> Task to carry out
Recast the rows below as a Markdown table with the columns No. and Row, numbering each row and omitting blank lines.
-=-=-
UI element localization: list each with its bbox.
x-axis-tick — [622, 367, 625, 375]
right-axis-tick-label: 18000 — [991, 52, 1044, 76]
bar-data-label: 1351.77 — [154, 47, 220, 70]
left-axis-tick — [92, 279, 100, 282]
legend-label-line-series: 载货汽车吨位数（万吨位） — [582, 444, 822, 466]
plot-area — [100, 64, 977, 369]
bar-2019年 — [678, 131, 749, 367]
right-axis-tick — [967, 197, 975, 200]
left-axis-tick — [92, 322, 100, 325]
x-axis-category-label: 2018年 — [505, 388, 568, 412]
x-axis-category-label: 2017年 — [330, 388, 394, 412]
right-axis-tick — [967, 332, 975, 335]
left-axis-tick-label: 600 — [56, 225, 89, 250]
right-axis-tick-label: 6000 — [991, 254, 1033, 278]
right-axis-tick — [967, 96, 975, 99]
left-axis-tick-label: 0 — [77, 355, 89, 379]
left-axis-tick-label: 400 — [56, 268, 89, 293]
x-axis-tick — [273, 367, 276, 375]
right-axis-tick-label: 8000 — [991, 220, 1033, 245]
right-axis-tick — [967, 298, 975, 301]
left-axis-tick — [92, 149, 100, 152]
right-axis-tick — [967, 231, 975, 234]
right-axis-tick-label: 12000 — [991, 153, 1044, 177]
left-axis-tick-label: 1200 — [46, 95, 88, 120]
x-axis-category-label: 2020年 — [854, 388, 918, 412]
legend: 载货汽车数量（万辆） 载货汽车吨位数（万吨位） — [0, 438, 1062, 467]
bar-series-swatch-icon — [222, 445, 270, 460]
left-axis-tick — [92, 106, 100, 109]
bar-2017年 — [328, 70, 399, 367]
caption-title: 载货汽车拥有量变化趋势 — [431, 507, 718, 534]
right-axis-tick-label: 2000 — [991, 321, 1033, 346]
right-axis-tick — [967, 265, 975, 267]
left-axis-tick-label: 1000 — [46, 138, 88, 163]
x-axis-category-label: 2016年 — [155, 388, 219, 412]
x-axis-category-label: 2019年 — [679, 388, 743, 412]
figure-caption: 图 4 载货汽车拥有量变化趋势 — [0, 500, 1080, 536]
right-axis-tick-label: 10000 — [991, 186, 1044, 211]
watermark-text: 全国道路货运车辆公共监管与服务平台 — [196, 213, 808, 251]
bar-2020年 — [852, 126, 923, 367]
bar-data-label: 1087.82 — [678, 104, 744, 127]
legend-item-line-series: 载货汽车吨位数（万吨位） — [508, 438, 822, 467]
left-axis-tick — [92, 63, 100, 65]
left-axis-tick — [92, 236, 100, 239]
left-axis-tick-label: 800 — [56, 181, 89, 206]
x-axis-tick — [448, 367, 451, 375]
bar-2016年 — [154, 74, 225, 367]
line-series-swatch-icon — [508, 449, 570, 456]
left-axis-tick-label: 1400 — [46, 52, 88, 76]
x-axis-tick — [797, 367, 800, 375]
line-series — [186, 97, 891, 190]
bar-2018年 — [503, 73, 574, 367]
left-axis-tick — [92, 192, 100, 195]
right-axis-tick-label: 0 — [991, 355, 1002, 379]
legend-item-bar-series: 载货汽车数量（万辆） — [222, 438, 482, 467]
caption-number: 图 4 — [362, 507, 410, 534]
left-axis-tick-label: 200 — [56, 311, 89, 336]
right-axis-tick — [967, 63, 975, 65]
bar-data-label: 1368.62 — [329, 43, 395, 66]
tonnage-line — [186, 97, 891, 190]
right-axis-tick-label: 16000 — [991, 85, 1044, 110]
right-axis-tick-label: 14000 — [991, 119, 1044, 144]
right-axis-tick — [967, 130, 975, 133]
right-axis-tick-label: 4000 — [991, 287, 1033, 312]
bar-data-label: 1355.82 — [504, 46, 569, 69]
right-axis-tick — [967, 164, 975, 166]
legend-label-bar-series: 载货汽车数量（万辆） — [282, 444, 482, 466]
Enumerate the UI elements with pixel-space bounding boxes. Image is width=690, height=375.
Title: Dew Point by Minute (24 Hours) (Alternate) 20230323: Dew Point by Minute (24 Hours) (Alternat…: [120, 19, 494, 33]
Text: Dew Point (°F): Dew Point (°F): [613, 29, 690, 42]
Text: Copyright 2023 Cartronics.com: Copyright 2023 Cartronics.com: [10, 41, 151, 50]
-=-=-
> The result
| No. | Row |
|---|---|
| 1 | UI element localization: list each with its bbox. |
| 2 | x-axis-tick — [622, 367, 625, 375] |
| 3 | right-axis-tick-label: 18000 — [991, 52, 1044, 76] |
| 4 | bar-data-label: 1351.77 — [154, 47, 220, 70] |
| 5 | left-axis-tick — [92, 279, 100, 282] |
| 6 | legend-label-line-series: 载货汽车吨位数（万吨位） — [582, 444, 822, 466] |
| 7 | plot-area — [100, 64, 977, 369] |
| 8 | bar-2019年 — [678, 131, 749, 367] |
| 9 | right-axis-tick — [967, 197, 975, 200] |
| 10 | left-axis-tick — [92, 322, 100, 325] |
| 11 | x-axis-category-label: 2018年 — [505, 388, 568, 412] |
| 12 | x-axis-category-label: 2017年 — [330, 388, 394, 412] |
| 13 | right-axis-tick — [967, 332, 975, 335] |
| 14 | left-axis-tick-label: 600 — [56, 225, 89, 250] |
| 15 | right-axis-tick-label: 6000 — [991, 254, 1033, 278] |
| 16 | right-axis-tick — [967, 96, 975, 99] |
| 17 | left-axis-tick-label: 0 — [77, 355, 89, 379] |
| 18 | left-axis-tick-label: 400 — [56, 268, 89, 293] |
| 19 | x-axis-tick — [273, 367, 276, 375] |
| 20 | right-axis-tick-label: 8000 — [991, 220, 1033, 245] |
| 21 | right-axis-tick — [967, 298, 975, 301] |
| 22 | left-axis-tick — [92, 149, 100, 152] |
| 23 | right-axis-tick — [967, 231, 975, 234] |
| 24 | right-axis-tick-label: 12000 — [991, 153, 1044, 177] |
| 25 | left-axis-tick-label: 1200 — [46, 95, 88, 120] |
| 26 | x-axis-category-label: 2020年 — [854, 388, 918, 412] |
| 27 | legend: 载货汽车数量（万辆） 载货汽车吨位数（万吨位） — [0, 438, 1062, 467] |
| 28 | bar-series-swatch-icon — [222, 445, 270, 460] |
| 29 | left-axis-tick — [92, 106, 100, 109] |
| 30 | bar-2017年 — [328, 70, 399, 367] |
| 31 | caption-title: 载货汽车拥有量变化趋势 — [431, 507, 718, 534] |
| 32 | right-axis-tick-label: 2000 — [991, 321, 1033, 346] |
| 33 | right-axis-tick — [967, 265, 975, 267] |
| 34 | left-axis-tick-label: 1000 — [46, 138, 88, 163] |
| 35 | x-axis-category-label: 2016年 — [155, 388, 219, 412] |
| 36 | x-axis-category-label: 2019年 — [679, 388, 743, 412] |
| 37 | figure-caption: 图 4 载货汽车拥有量变化趋势 — [0, 500, 1080, 536] |
| 38 | right-axis-tick-label: 10000 — [991, 186, 1044, 211] |
| 39 | watermark-text: 全国道路货运车辆公共监管与服务平台 — [196, 213, 808, 251] |
| 40 | bar-2020年 — [852, 126, 923, 367] |
| 41 | bar-data-label: 1087.82 — [678, 104, 744, 127] |
| 42 | legend-item-line-series: 载货汽车吨位数（万吨位） — [508, 438, 822, 467] |
| 43 | left-axis-tick — [92, 63, 100, 65] |
| 44 | left-axis-tick — [92, 236, 100, 239] |
| 45 | left-axis-tick-label: 800 — [56, 181, 89, 206] |
| 46 | x-axis-tick — [448, 367, 451, 375] |
| 47 | bar-2016年 — [154, 74, 225, 367] |
| 48 | line-series-swatch-icon — [508, 449, 570, 456] |
| 49 | left-axis-tick-label: 1400 — [46, 52, 88, 76] |
| 50 | x-axis-tick — [797, 367, 800, 375] |
| 51 | line-series — [186, 97, 891, 190] |
| 52 | bar-2018年 — [503, 73, 574, 367] |
| 53 | left-axis-tick — [92, 192, 100, 195] |
| 54 | right-axis-tick-label: 0 — [991, 355, 1002, 379] |
| 55 | legend-item-bar-series: 载货汽车数量（万辆） — [222, 438, 482, 467] |
| 56 | caption-number: 图 4 — [362, 507, 410, 534] |
| 57 | left-axis-tick-label: 200 — [56, 311, 89, 336] |
| 58 | right-axis-tick — [967, 63, 975, 65] |
| 59 | bar-data-label: 1368.62 — [329, 43, 395, 66] |
| 60 | tonnage-line — [186, 97, 891, 190] |
| 61 | right-axis-tick-label: 16000 — [991, 85, 1044, 110] |
| 62 | right-axis-tick-label: 14000 — [991, 119, 1044, 144] |
| 63 | right-axis-tick — [967, 130, 975, 133] |
| 64 | right-axis-tick-label: 4000 — [991, 287, 1033, 312] |
| 65 | bar-data-label: 1355.82 — [504, 46, 569, 69] |
| 66 | right-axis-tick — [967, 164, 975, 166] |
| 67 | legend-label-bar-series: 载货汽车数量（万辆） — [282, 444, 482, 466] |
| 68 | Enumerate the UI elements with pixel-space bounding boxes. Image is width=690, height=375. |
| 69 | Title: Dew Point by Minute (24 Hours) (Alternate) 20230323: Dew Point by Minute (24 Hours) (Alternat…: [120, 19, 494, 33] |
| 70 | Text: Dew Point (°F): Dew Point (°F): [613, 29, 690, 42] |
| 71 | Text: Copyright 2023 Cartronics.com: Copyright 2023 Cartronics.com: [10, 41, 151, 50] |